Entries with figure data
◆ ◆ ◆ ◆ ◆

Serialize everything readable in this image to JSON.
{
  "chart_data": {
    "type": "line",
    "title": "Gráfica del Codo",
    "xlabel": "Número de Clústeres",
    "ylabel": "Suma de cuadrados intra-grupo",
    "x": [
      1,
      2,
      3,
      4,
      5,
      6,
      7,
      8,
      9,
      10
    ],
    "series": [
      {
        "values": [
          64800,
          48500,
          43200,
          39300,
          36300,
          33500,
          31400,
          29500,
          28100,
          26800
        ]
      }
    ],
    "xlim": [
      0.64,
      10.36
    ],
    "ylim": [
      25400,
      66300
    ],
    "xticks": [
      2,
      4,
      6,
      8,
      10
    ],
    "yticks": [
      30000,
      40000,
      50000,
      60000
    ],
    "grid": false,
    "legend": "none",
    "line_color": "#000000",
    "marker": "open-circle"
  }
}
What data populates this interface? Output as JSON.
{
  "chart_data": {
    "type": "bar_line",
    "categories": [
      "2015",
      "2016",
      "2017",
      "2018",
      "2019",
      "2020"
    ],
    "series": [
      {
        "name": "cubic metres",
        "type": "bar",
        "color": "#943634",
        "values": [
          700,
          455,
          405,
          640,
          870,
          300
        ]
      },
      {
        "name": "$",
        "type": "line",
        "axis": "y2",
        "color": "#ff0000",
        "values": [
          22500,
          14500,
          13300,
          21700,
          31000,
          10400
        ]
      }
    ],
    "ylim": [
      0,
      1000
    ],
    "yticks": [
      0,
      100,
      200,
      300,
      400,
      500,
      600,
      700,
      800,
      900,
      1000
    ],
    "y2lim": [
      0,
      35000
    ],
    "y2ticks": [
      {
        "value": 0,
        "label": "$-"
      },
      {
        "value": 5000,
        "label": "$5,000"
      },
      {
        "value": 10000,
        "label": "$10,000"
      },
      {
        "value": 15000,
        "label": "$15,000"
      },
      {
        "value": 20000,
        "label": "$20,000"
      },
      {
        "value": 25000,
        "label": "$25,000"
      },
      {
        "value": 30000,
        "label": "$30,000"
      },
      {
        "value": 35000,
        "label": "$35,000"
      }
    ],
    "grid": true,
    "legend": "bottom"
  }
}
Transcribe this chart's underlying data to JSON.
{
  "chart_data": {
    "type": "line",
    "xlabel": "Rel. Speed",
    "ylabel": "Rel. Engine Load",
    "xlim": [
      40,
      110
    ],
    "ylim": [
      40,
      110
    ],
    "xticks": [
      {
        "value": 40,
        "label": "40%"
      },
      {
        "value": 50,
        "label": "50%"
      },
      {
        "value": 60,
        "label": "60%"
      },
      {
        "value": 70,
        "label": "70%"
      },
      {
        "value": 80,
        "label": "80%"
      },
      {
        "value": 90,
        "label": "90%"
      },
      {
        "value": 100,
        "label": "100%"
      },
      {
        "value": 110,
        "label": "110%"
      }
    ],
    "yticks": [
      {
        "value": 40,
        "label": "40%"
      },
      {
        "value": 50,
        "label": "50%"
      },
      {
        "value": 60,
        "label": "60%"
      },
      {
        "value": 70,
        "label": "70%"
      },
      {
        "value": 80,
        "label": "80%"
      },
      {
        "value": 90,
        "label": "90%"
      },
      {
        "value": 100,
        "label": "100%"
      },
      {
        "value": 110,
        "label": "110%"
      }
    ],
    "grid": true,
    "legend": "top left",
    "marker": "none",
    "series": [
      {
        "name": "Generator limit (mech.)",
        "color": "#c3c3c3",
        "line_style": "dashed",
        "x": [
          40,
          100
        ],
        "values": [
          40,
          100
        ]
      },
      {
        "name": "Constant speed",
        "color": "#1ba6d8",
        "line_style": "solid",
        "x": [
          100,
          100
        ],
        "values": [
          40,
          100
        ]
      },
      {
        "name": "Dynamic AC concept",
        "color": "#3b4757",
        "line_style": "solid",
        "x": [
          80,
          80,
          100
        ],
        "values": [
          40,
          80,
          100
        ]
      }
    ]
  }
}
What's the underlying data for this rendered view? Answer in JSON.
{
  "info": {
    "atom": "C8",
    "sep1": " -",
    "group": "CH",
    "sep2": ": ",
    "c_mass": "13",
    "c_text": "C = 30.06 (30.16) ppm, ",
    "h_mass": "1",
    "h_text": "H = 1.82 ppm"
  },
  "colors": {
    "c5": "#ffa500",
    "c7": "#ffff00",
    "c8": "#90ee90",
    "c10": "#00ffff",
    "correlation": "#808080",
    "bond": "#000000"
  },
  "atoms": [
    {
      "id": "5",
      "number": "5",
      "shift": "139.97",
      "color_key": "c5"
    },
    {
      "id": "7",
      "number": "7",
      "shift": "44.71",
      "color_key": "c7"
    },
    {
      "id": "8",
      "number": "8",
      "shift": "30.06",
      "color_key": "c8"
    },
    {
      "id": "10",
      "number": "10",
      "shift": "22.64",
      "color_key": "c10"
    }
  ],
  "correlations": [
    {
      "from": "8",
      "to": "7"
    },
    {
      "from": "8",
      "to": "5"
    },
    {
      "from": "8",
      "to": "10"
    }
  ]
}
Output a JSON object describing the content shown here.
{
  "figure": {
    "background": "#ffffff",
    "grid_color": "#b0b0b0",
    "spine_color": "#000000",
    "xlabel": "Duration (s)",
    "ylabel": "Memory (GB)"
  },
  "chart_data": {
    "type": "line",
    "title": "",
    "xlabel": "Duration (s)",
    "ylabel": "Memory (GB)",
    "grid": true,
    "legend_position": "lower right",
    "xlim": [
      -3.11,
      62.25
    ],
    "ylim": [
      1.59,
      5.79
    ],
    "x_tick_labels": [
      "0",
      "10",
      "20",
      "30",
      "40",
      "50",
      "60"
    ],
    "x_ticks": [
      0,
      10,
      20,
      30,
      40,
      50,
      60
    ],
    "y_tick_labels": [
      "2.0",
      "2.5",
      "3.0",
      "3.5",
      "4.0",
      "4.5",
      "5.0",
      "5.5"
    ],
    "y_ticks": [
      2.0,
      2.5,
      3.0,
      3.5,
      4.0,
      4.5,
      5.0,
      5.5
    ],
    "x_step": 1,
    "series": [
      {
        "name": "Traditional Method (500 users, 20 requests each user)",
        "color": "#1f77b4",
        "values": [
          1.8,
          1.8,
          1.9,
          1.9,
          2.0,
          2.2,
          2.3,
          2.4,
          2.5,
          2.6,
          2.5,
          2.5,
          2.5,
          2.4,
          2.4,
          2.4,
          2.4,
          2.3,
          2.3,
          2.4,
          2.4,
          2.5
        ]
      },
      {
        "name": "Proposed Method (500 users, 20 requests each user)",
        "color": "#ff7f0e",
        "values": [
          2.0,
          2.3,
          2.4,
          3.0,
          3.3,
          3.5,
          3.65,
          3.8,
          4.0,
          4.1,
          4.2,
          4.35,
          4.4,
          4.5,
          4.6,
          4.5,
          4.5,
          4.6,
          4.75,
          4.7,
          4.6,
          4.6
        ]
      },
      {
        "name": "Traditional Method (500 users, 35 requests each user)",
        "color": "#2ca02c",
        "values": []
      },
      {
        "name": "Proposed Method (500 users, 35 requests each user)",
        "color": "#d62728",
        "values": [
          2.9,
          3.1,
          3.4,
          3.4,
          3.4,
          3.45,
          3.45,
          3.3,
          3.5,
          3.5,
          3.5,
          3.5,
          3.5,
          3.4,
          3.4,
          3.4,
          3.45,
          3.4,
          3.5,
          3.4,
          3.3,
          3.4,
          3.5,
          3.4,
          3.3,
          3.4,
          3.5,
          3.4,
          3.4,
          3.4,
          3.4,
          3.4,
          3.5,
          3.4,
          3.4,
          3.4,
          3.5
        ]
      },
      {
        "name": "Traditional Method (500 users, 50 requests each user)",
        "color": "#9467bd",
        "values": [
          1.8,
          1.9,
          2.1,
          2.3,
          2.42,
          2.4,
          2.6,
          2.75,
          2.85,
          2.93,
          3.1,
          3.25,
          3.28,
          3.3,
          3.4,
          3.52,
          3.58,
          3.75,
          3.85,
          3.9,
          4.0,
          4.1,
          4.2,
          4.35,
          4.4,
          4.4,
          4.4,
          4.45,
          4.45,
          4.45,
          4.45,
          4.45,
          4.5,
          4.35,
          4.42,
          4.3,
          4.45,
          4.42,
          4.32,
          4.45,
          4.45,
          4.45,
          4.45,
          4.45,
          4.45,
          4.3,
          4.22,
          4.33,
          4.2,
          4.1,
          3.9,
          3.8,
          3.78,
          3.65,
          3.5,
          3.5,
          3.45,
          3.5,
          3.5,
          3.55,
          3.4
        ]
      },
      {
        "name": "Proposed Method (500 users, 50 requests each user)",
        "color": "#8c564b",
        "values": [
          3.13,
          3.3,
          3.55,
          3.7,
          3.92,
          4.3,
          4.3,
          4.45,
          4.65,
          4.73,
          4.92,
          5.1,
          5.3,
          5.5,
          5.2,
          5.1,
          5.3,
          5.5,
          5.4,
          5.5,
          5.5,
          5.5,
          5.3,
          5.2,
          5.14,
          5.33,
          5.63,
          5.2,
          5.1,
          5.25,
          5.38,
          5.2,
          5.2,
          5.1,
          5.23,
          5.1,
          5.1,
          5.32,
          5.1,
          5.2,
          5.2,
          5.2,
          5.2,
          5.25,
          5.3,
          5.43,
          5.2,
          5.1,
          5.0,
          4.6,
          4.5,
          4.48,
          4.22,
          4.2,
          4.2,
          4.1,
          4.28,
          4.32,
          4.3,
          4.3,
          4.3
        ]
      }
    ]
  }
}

◆ ◆ ◆ ◆ ◆

* Exercise instructions:
Tally up the lines in the records that contain the word "Traditional" and give only the total.

* Exercise output:
3